Exercise directions:
Give back exactly the lines starting at the one with "Transcribe the text in this document." and ending at the last line of the data below. Pictures are not part of the copy.

Records for this exercise:
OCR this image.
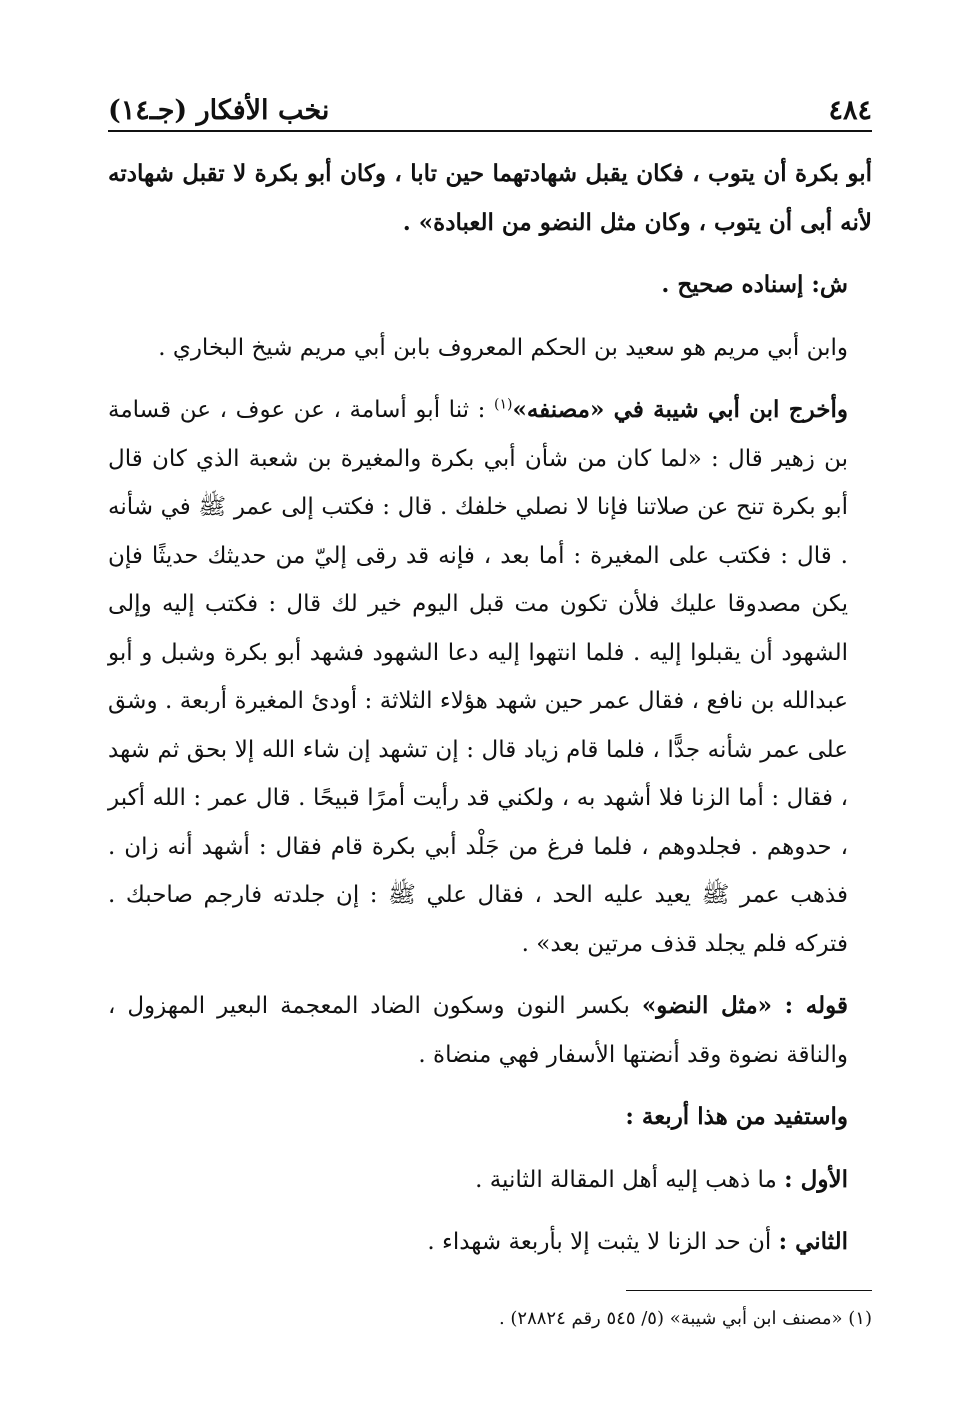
٤٨٤
نخب الأفكار (جـ١٤)

أبو بكرة أن يتوب ، فكان يقبل شهادتهما حين تابا ، وكان أبو بكرة لا تقبل شهادته لأنه أبى أن يتوب ، وكان مثل النضو من العبادة» .

ش: إسناده صحيح .

وابن أبي مريم هو سعيد بن الحكم المعروف بابن أبي مريم شيخ البخاري .

وأخرج ابن أبي شيبة في «مصنفه»$^{(١)}$ : ثنا أبو أسامة ، عن عوف ، عن قسامة بن زهير قال : «لما كان من شأن أبي بكرة والمغيرة بن شعبة الذي كان قال أبو بكرة تنح عن صلاتنا فإنا لا نصلي خلفك . قال : فكتب إلى عمر ﷺ في شأنه . قال : فكتب على المغيرة : أما بعد ، فإنه قد رقى إليّ من حديثك حديثًا فإن يكن مصدوقا عليك فلأن تكون مت قبل اليوم خير لك قال : فكتب إليه وإلى الشهود أن يقبلوا إليه . فلما انتهوا إليه دعا الشهود فشهد أبو بكرة وشبل و أبو عبدالله بن نافع ، فقال عمر حين شهد هؤلاء الثلاثة : أودئ المغيرة أربعة . وشق على عمر شأنه جدًّا ، فلما قام زياد قال : إن تشهد إن شاء الله إلا بحق ثم شهد ، فقال : أما الزنا فلا أشهد به ، ولكني قد رأيت أمرًا قبيحًا . قال عمر : الله أكبر ، حدوهم . فجلدوهم ، فلما فرغ من جَلْد أبي بكرة قام فقال : أشهد أنه زان . فذهب عمر ﷺ يعيد عليه الحد ، فقال علي ﷺ : إن جلدته فارجم صاحبك . فتركه فلم يجلد قذف مرتين بعد» .

قوله : «مثل النضو» بكسر النون وسكون الضاد المعجمة البعير المهزول ، والناقة نضوة وقد أنضتها الأسفار فهي منضاة .

واستفيد من هذا أربعة :

الأول : ما ذهب إليه أهل المقالة الثانية .

الثاني : أن حد الزنا لا يثبت إلا بأربعة شهداء .

(١) «مصنف ابن أبي شيبة» (٥/ ٥٤٥ رقم ٢٨٨٢٤) .
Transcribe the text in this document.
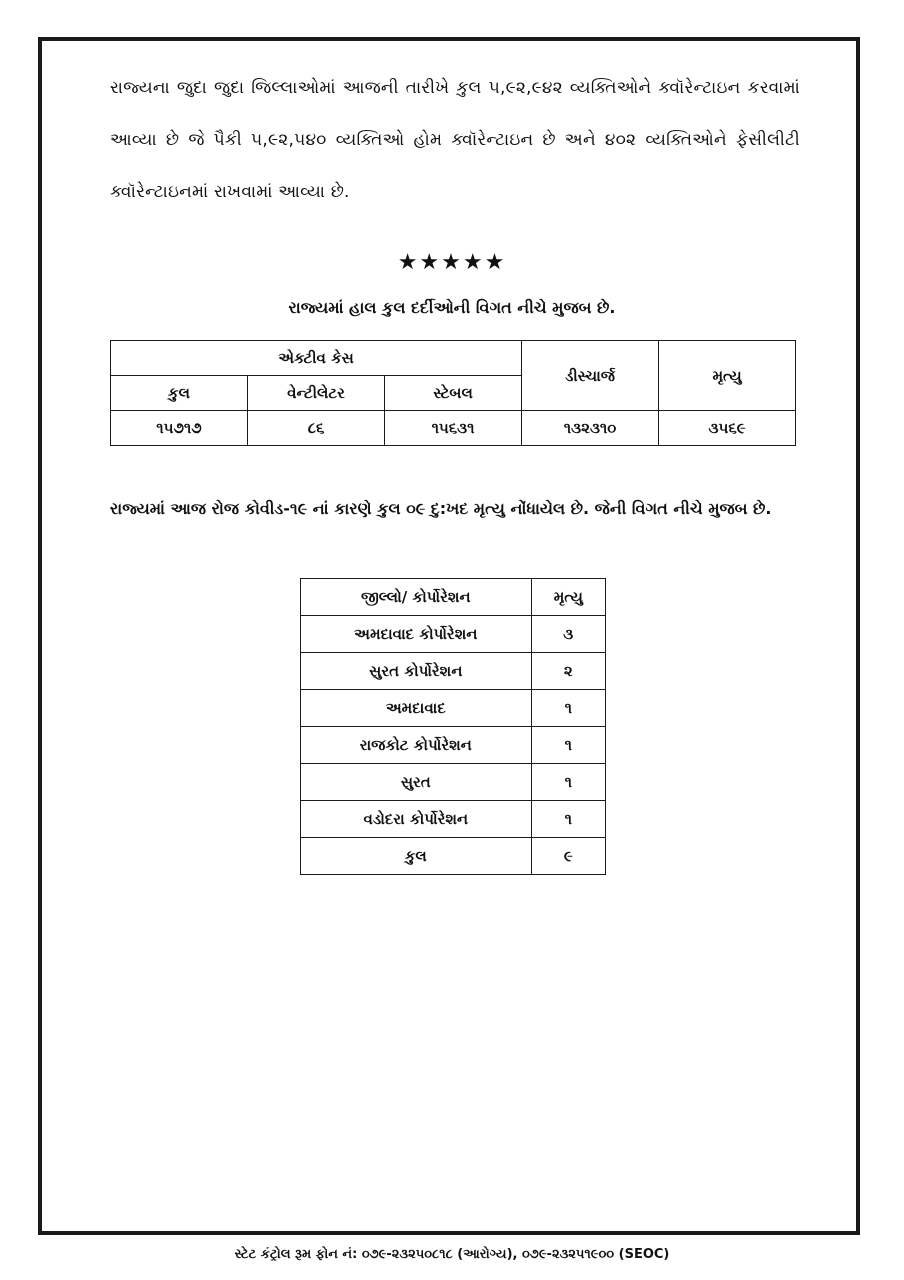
રાજ્યના જુદા જુદા જિલ્લાઓમાં આજની તારીખે કુલ ૫,૯૨,૯૪૨ વ્યક્તિઓને ક્વૉરેન્ટાઇન કરવામાં આવ્યા છે જે પૈકી ૫,૯૨,૫૪૦ વ્યક્તિઓ હોમ ક્વૉરેન્ટાઇન છે અને ૪૦૨ વ્યક્તિઓને ફેસીલીટી ક્વૉરેન્ટાઇનમાં રાખવામાં આવ્યા છે.

★★★★★
રાજ્યમાં હાલ કુલ દર્દીઓની વિગત નીચે મુજબ છે.
એક્ટીવ કેસ			ડીસ્ચાર્જ	મૃત્યુ
કુલ	વેન્ટીલેટર	સ્ટેબલ		
૧૫૭૧૭	૮૬	૧૫૬૩૧	૧૩૨૩૧૦	૩૫૬૯

રાજ્યમાં આજ રોજ કોવીડ-૧૯ નાં કારણે કુલ ૦૯ દુ:ખદ મૃત્યુ નોંધાયેલ છે. જેની વિગત નીચે મુજબ છે.

જીલ્લો/ કોર્પોરેશન	મૃત્યુ
અમદાવાદ કોર્પોરેશન	૩
સુરત કોર્પોરેશન	૨
અમદાવાદ	૧
રાજકોટ કોર્પોરેશન	૧
સુરત	૧
વડોદરા કોર્પોરેશન	૧
કુલ	૯
સ્ટેટ કંટ્રોલ રૂમ ફોન નં: ૦૭૯-૨૩૨૫૦૮૧૮ (આરોગ્ય), ૦૭૯-૨૩૨૫૧૯૦૦ (SEOC)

Output below:
Transcribe the text in this document.
રાજ્યના જુદા જુદા જિલ્લાઓમાં આજની તારીખે કુલ ૫,૯૨,૯૪૨ વ્યક્તિઓને ક્વૉરેન્ટાઇન કરવામાં આવ્યા છે જે પૈકી ૫,૯૨,૫૪૦ વ્યક્તિઓ હોમ ક્વૉરેન્ટાઇન છે અને ૪૦૨ વ્યક્તિઓને ફેસીલીટી ક્વૉરેન્ટાઇનમાં રાખવામાં આવ્યા છે.

★★★★★
રાજ્યમાં હાલ કુલ દર્દીઓની વિગત નીચે મુજબ છે.
એક્ટીવ કેસ			ડીસ્ચાર્જ	મૃત્યુ
કુલ	વેન્ટીલેટર	સ્ટેબલ		
૧૫૭૧૭	૮૬	૧૫૬૩૧	૧૩૨૩૧૦	૩૫૬૯

રાજ્યમાં આજ રોજ કોવીડ-૧૯ નાં કારણે કુલ ૦૯ દુ:ખદ મૃત્યુ નોંધાયેલ છે. જેની વિગત નીચે મુજબ છે.

જીલ્લો/ કોર્પોરેશન	મૃત્યુ
અમદાવાદ કોર્પોરેશન	૩
સુરત કોર્પોરેશન	૨
અમદાવાદ	૧
રાજકોટ કોર્પોરેશન	૧
સુરત	૧
વડોદરા કોર્પોરેશન	૧
કુલ	૯
સ્ટેટ કંટ્રોલ રૂમ ફોન નં: ૦૭૯-૨૩૨૫૦૮૧૮ (આરોગ્ય), ૦૭૯-૨૩૨૫૧૯૦૦ (SEOC)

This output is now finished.